Goal of the exercise
For the copy, please give all of the data again exactly and leave the pictures out.

============

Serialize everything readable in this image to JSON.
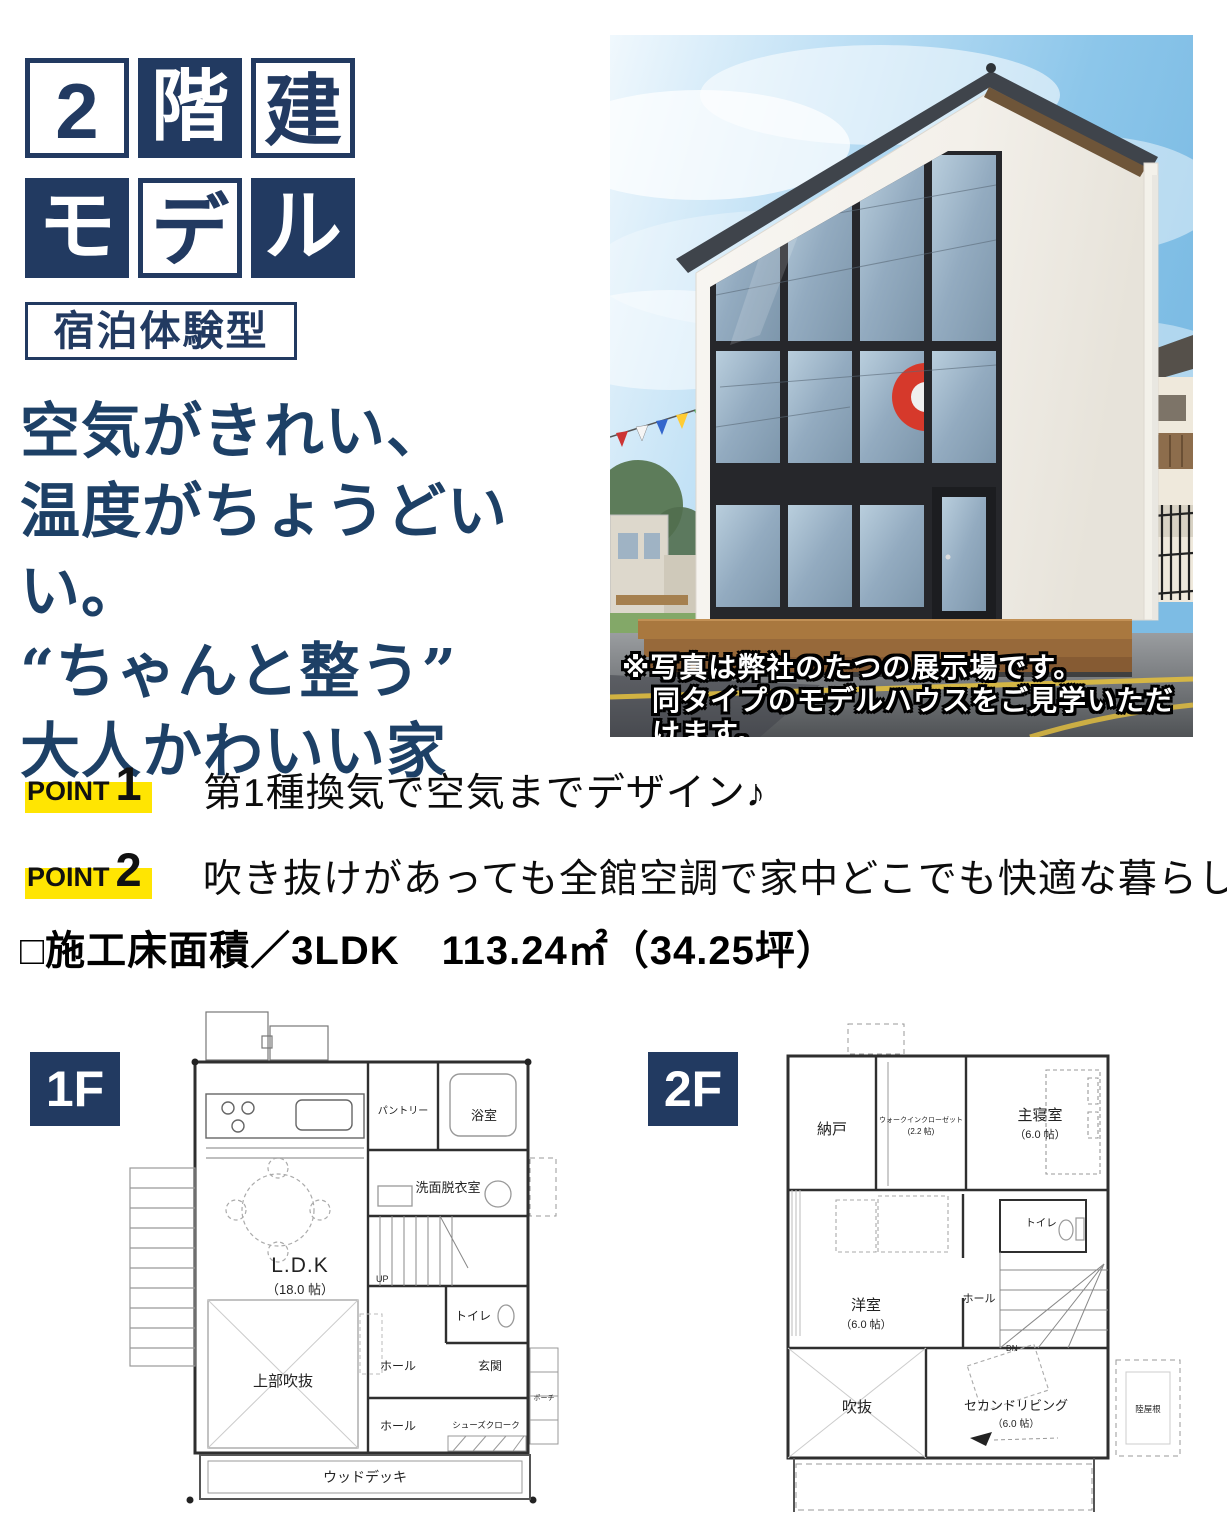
{
  "colors": {
    "navy": "#223a61",
    "headline_navy": "#1d4066",
    "highlight_yellow": "#ffe502",
    "red_logo": "#d6392b"
  },
  "title": {
    "boxes": [
      {
        "char": "2",
        "variant": "outline"
      },
      {
        "char": "階",
        "variant": "fill"
      },
      {
        "char": "建",
        "variant": "outline"
      },
      {
        "char": "モ",
        "variant": "fill"
      },
      {
        "char": "デ",
        "variant": "outline"
      },
      {
        "char": "ル",
        "variant": "fill"
      }
    ],
    "subtitle": "宿泊体験型"
  },
  "headline": {
    "lines": [
      "空気がきれい、",
      "温度がちょうどいい。",
      "“ちゃんと整う”",
      "大人かわいい家"
    ]
  },
  "photo": {
    "caption_line1": "※写真は弊社のたつの展示場です。",
    "caption_line2": "同タイプのモデルハウスをご見学いただけます。"
  },
  "points": [
    {
      "label": "POINT",
      "number": "1",
      "text": "第1種換気で空気までデザイン♪"
    },
    {
      "label": "POINT",
      "number": "2",
      "text": "吹き抜けがあっても全館空調で家中どこでも快適な暮らし"
    }
  ],
  "floor_area": {
    "label": "□施工床面積／3LDK",
    "value": "113.24㎡（34.25坪）"
  },
  "floorplans": {
    "f1": {
      "tag": "1F",
      "ldk": "L.D.K",
      "ldk_size": "（18.0 帖）",
      "void_above": "上部吹抜",
      "pantry": "パントリー",
      "bath": "浴室",
      "washroom": "洗面脱衣室",
      "toilet": "トイレ",
      "hall_upper": "ホール",
      "entrance": "玄関",
      "hall_lower": "ホール",
      "shoes_closet": "シューズクローク",
      "wood_deck": "ウッドデッキ",
      "porch": "ポーチ",
      "up": "UP"
    },
    "f2": {
      "tag": "2F",
      "storage": "納戸",
      "wic": "ウォークインクローゼット",
      "wic_size": "(2.2 帖)",
      "master": "主寝室",
      "master_size": "（6.0 帖）",
      "toilet": "トイレ",
      "western_room": "洋室",
      "western_size": "（6.0 帖）",
      "hall": "ホール",
      "void": "吹抜",
      "second_living": "セカンドリビング",
      "second_living_size": "（6.0 帖）",
      "flat_roof": "陸屋根",
      "dn": "DN"
    }
  }
}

============

Exercise response
Serialize everything readable in this image to JSON.
{
  "colors": {
    "navy": "#223a61",
    "headline_navy": "#1d4066",
    "highlight_yellow": "#ffe502",
    "red_logo": "#d6392b"
  },
  "title": {
    "boxes": [
      {
        "char": "2",
        "variant": "outline"
      },
      {
        "char": "階",
        "variant": "fill"
      },
      {
        "char": "建",
        "variant": "outline"
      },
      {
        "char": "モ",
        "variant": "fill"
      },
      {
        "char": "デ",
        "variant": "outline"
      },
      {
        "char": "ル",
        "variant": "fill"
      }
    ],
    "subtitle": "宿泊体験型"
  },
  "headline": {
    "lines": [
      "空気がきれい、",
      "温度がちょうどいい。",
      "“ちゃんと整う”",
      "大人かわいい家"
    ]
  },
  "photo": {
    "caption_line1": "※写真は弊社のたつの展示場です。",
    "caption_line2": "同タイプのモデルハウスをご見学いただけます。"
  },
  "points": [
    {
      "label": "POINT",
      "number": "1",
      "text": "第1種換気で空気までデザイン♪"
    },
    {
      "label": "POINT",
      "number": "2",
      "text": "吹き抜けがあっても全館空調で家中どこでも快適な暮らし"
    }
  ],
  "floor_area": {
    "label": "□施工床面積／3LDK",
    "value": "113.24㎡（34.25坪）"
  },
  "floorplans": {
    "f1": {
      "tag": "1F",
      "ldk": "L.D.K",
      "ldk_size": "（18.0 帖）",
      "void_above": "上部吹抜",
      "pantry": "パントリー",
      "bath": "浴室",
      "washroom": "洗面脱衣室",
      "toilet": "トイレ",
      "hall_upper": "ホール",
      "entrance": "玄関",
      "hall_lower": "ホール",
      "shoes_closet": "シューズクローク",
      "wood_deck": "ウッドデッキ",
      "porch": "ポーチ",
      "up": "UP"
    },
    "f2": {
      "tag": "2F",
      "storage": "納戸",
      "wic": "ウォークインクローゼット",
      "wic_size": "(2.2 帖)",
      "master": "主寝室",
      "master_size": "（6.0 帖）",
      "toilet": "トイレ",
      "western_room": "洋室",
      "western_size": "（6.0 帖）",
      "hall": "ホール",
      "void": "吹抜",
      "second_living": "セカンドリビング",
      "second_living_size": "（6.0 帖）",
      "flat_roof": "陸屋根",
      "dn": "DN"
    }
  }
}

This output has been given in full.